→ Prompt
Return each line of the records with nothing changed, pictures excepted.

☆ ☆ ☆ ☆ ☆ ☆ ☆

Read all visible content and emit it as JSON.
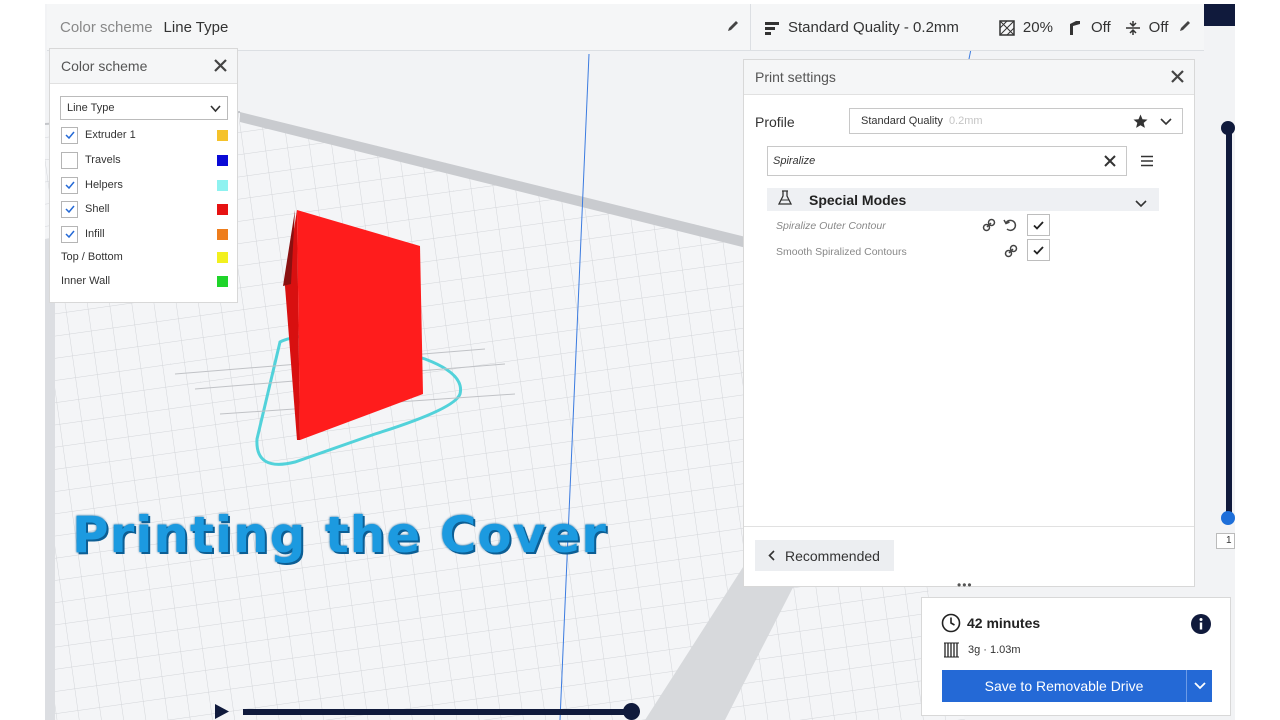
{
  "topbar": {
    "color_scheme_label": "Color scheme",
    "color_scheme_value": "Line Type",
    "quality": "Standard Quality - 0.2mm",
    "infill": "20%",
    "support": "Off",
    "adhesion": "Off"
  },
  "color_scheme_panel": {
    "title": "Color scheme",
    "select_value": "Line Type",
    "items": [
      {
        "label": "Extruder 1",
        "checked": true,
        "color": "#f5c22a"
      },
      {
        "label": "Travels",
        "checked": false,
        "color": "#0a0ad6"
      },
      {
        "label": "Helpers",
        "checked": true,
        "color": "#8ef2f0"
      },
      {
        "label": "Shell",
        "checked": true,
        "color": "#e61212"
      },
      {
        "label": "Infill",
        "checked": true,
        "color": "#ee7d1c"
      },
      {
        "label": "Top / Bottom",
        "color": "#f2f01e"
      },
      {
        "label": "Inner Wall",
        "color": "#1fd42a"
      }
    ]
  },
  "print_settings": {
    "title": "Print settings",
    "profile_label": "Profile",
    "profile_name": "Standard Quality",
    "profile_sub": "0.2mm",
    "search_value": "Spiralize",
    "category": "Special Modes",
    "settings": [
      {
        "label": "Spiralize Outer Contour",
        "checked": true
      },
      {
        "label": "Smooth Spiralized Contours",
        "checked": true
      }
    ],
    "recommended_label": "Recommended",
    "handle": "•••"
  },
  "layer_slider": {
    "value": "1"
  },
  "estimate": {
    "time": "42 minutes",
    "material": "3g · 1.03m",
    "save_label": "Save to Removable Drive"
  },
  "overlay": {
    "title": "Printing the Cover"
  },
  "colors": {
    "accent": "#2469d6",
    "dark": "#101a3c",
    "title_blue": "#1c9ae0"
  }
}
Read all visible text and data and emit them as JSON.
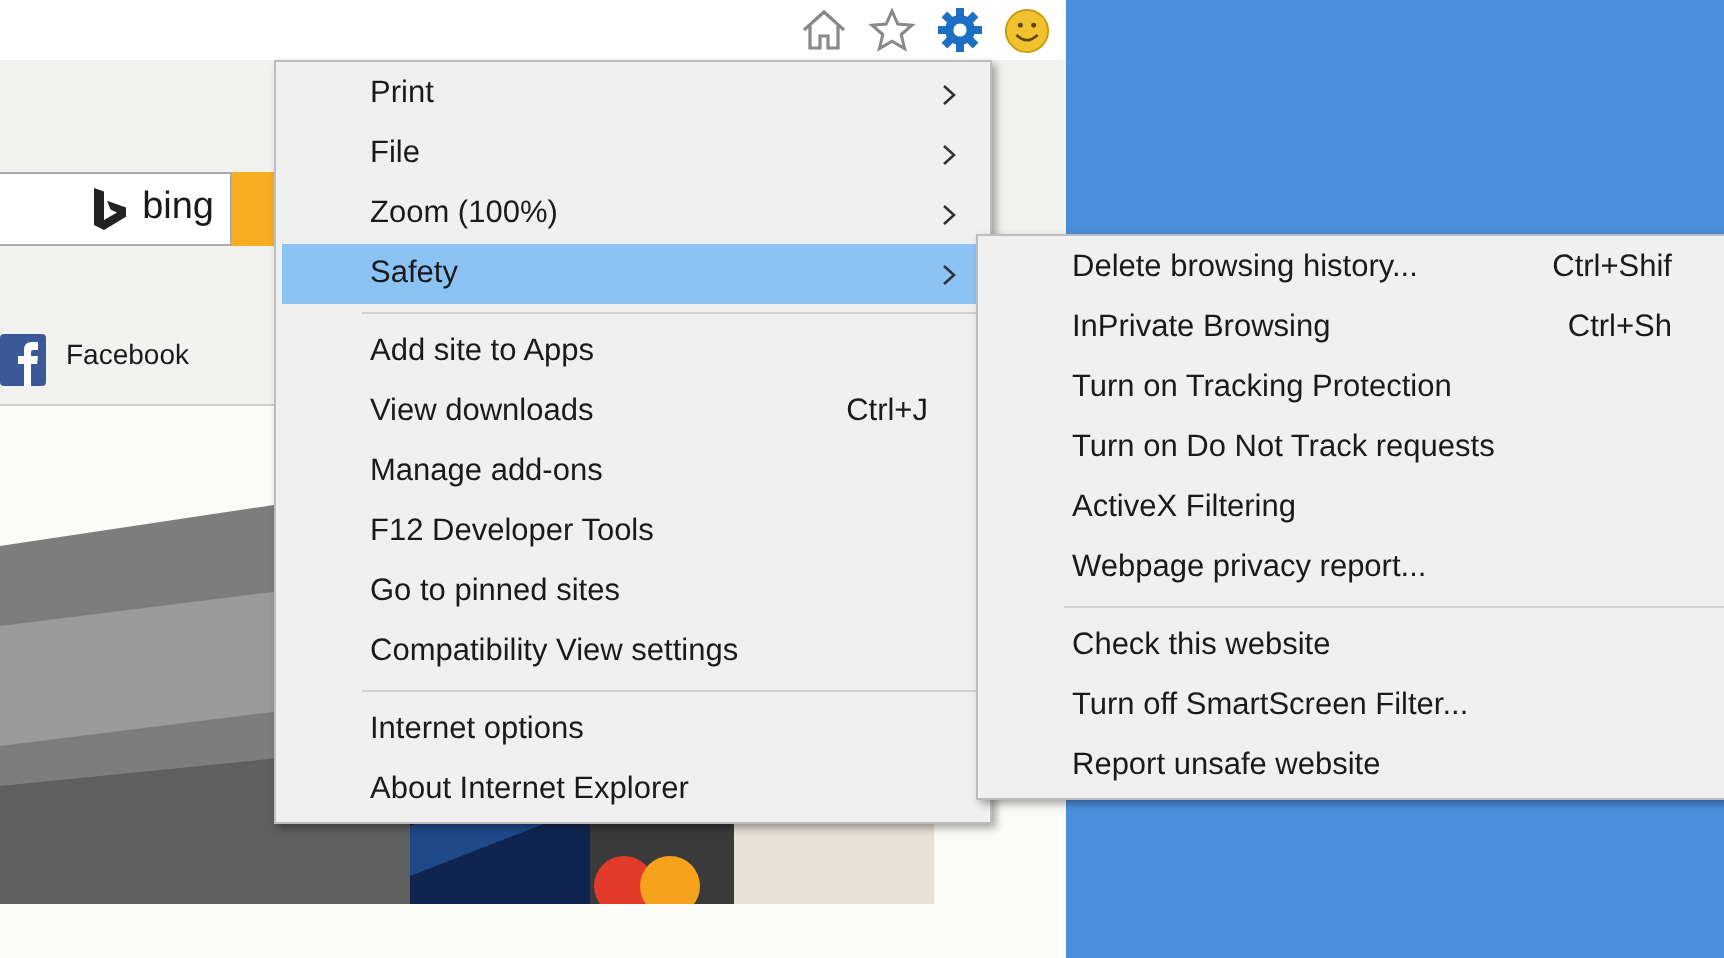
{
  "search": {
    "brand": "bing"
  },
  "favorites": [
    {
      "label": "Facebook"
    }
  ],
  "menu": {
    "items": [
      {
        "kind": "item",
        "label": "Print",
        "submenu": true,
        "selected": false
      },
      {
        "kind": "item",
        "label": "File",
        "submenu": true,
        "selected": false
      },
      {
        "kind": "item",
        "label": "Zoom (100%)",
        "submenu": true,
        "selected": false
      },
      {
        "kind": "item",
        "label": "Safety",
        "submenu": true,
        "selected": true
      },
      {
        "kind": "separator"
      },
      {
        "kind": "item",
        "label": "Add site to Apps",
        "submenu": false,
        "selected": false
      },
      {
        "kind": "item",
        "label": "View downloads",
        "shortcut": "Ctrl+J",
        "submenu": false,
        "selected": false
      },
      {
        "kind": "item",
        "label": "Manage add-ons",
        "submenu": false,
        "selected": false
      },
      {
        "kind": "item",
        "label": "F12 Developer Tools",
        "submenu": false,
        "selected": false
      },
      {
        "kind": "item",
        "label": "Go to pinned sites",
        "submenu": false,
        "selected": false
      },
      {
        "kind": "item",
        "label": "Compatibility View settings",
        "submenu": false,
        "selected": false
      },
      {
        "kind": "separator"
      },
      {
        "kind": "item",
        "label": "Internet options",
        "submenu": false,
        "selected": false
      },
      {
        "kind": "item",
        "label": "About Internet Explorer",
        "submenu": false,
        "selected": false
      }
    ]
  },
  "submenu": {
    "items": [
      {
        "kind": "item",
        "label": "Delete browsing history...",
        "shortcut": "Ctrl+Shif"
      },
      {
        "kind": "item",
        "label": "InPrivate Browsing",
        "shortcut": "Ctrl+Sh"
      },
      {
        "kind": "item",
        "label": "Turn on Tracking Protection"
      },
      {
        "kind": "item",
        "label": "Turn on Do Not Track requests"
      },
      {
        "kind": "item",
        "label": "ActiveX Filtering"
      },
      {
        "kind": "item",
        "label": "Webpage privacy report..."
      },
      {
        "kind": "separator"
      },
      {
        "kind": "item",
        "label": "Check this website"
      },
      {
        "kind": "item",
        "label": "Turn off SmartScreen Filter..."
      },
      {
        "kind": "item",
        "label": "Report unsafe website"
      }
    ]
  }
}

☆ ☆ ☆ ☆ ☆ ☆ ☆

→ Expected output
Read all visible content and emit it as JSON.
{
  "topbar": {
    "color_scheme_label": "Color scheme",
    "color_scheme_value": "Line Type",
    "quality": "Standard Quality - 0.2mm",
    "infill": "20%",
    "support": "Off",
    "adhesion": "Off"
  },
  "color_scheme_panel": {
    "title": "Color scheme",
    "select_value": "Line Type",
    "items": [
      {
        "label": "Extruder 1",
        "checked": true,
        "color": "#f5c22a"
      },
      {
        "label": "Travels",
        "checked": false,
        "color": "#0a0ad6"
      },
      {
        "label": "Helpers",
        "checked": true,
        "color": "#8ef2f0"
      },
      {
        "label": "Shell",
        "checked": true,
        "color": "#e61212"
      },
      {
        "label": "Infill",
        "checked": true,
        "color": "#ee7d1c"
      },
      {
        "label": "Top / Bottom",
        "color": "#f2f01e"
      },
      {
        "label": "Inner Wall",
        "color": "#1fd42a"
      }
    ]
  },
  "print_settings": {
    "title": "Print settings",
    "profile_label": "Profile",
    "profile_name": "Standard Quality",
    "profile_sub": "0.2mm",
    "search_value": "Spiralize",
    "category": "Special Modes",
    "settings": [
      {
        "label": "Spiralize Outer Contour",
        "checked": true
      },
      {
        "label": "Smooth Spiralized Contours",
        "checked": true
      }
    ],
    "recommended_label": "Recommended",
    "handle": "•••"
  },
  "layer_slider": {
    "value": "1"
  },
  "estimate": {
    "time": "42 minutes",
    "material": "3g · 1.03m",
    "save_label": "Save to Removable Drive"
  },
  "overlay": {
    "title": "Printing the Cover"
  },
  "colors": {
    "accent": "#2469d6",
    "dark": "#101a3c",
    "title_blue": "#1c9ae0"
  }
}
Read all visible text and data and emit them as JSON.
{
  "search": {
    "brand": "bing"
  },
  "favorites": [
    {
      "label": "Facebook"
    }
  ],
  "menu": {
    "items": [
      {
        "kind": "item",
        "label": "Print",
        "submenu": true,
        "selected": false
      },
      {
        "kind": "item",
        "label": "File",
        "submenu": true,
        "selected": false
      },
      {
        "kind": "item",
        "label": "Zoom (100%)",
        "submenu": true,
        "selected": false
      },
      {
        "kind": "item",
        "label": "Safety",
        "submenu": true,
        "selected": true
      },
      {
        "kind": "separator"
      },
      {
        "kind": "item",
        "label": "Add site to Apps",
        "submenu": false,
        "selected": false
      },
      {
        "kind": "item",
        "label": "View downloads",
        "shortcut": "Ctrl+J",
        "submenu": false,
        "selected": false
      },
      {
        "kind": "item",
        "label": "Manage add-ons",
        "submenu": false,
        "selected": false
      },
      {
        "kind": "item",
        "label": "F12 Developer Tools",
        "submenu": false,
        "selected": false
      },
      {
        "kind": "item",
        "label": "Go to pinned sites",
        "submenu": false,
        "selected": false
      },
      {
        "kind": "item",
        "label": "Compatibility View settings",
        "submenu": false,
        "selected": false
      },
      {
        "kind": "separator"
      },
      {
        "kind": "item",
        "label": "Internet options",
        "submenu": false,
        "selected": false
      },
      {
        "kind": "item",
        "label": "About Internet Explorer",
        "submenu": false,
        "selected": false
      }
    ]
  },
  "submenu": {
    "items": [
      {
        "kind": "item",
        "label": "Delete browsing history...",
        "shortcut": "Ctrl+Shif"
      },
      {
        "kind": "item",
        "label": "InPrivate Browsing",
        "shortcut": "Ctrl+Sh"
      },
      {
        "kind": "item",
        "label": "Turn on Tracking Protection"
      },
      {
        "kind": "item",
        "label": "Turn on Do Not Track requests"
      },
      {
        "kind": "item",
        "label": "ActiveX Filtering"
      },
      {
        "kind": "item",
        "label": "Webpage privacy report..."
      },
      {
        "kind": "separator"
      },
      {
        "kind": "item",
        "label": "Check this website"
      },
      {
        "kind": "item",
        "label": "Turn off SmartScreen Filter..."
      },
      {
        "kind": "item",
        "label": "Report unsafe website"
      }
    ]
  }
}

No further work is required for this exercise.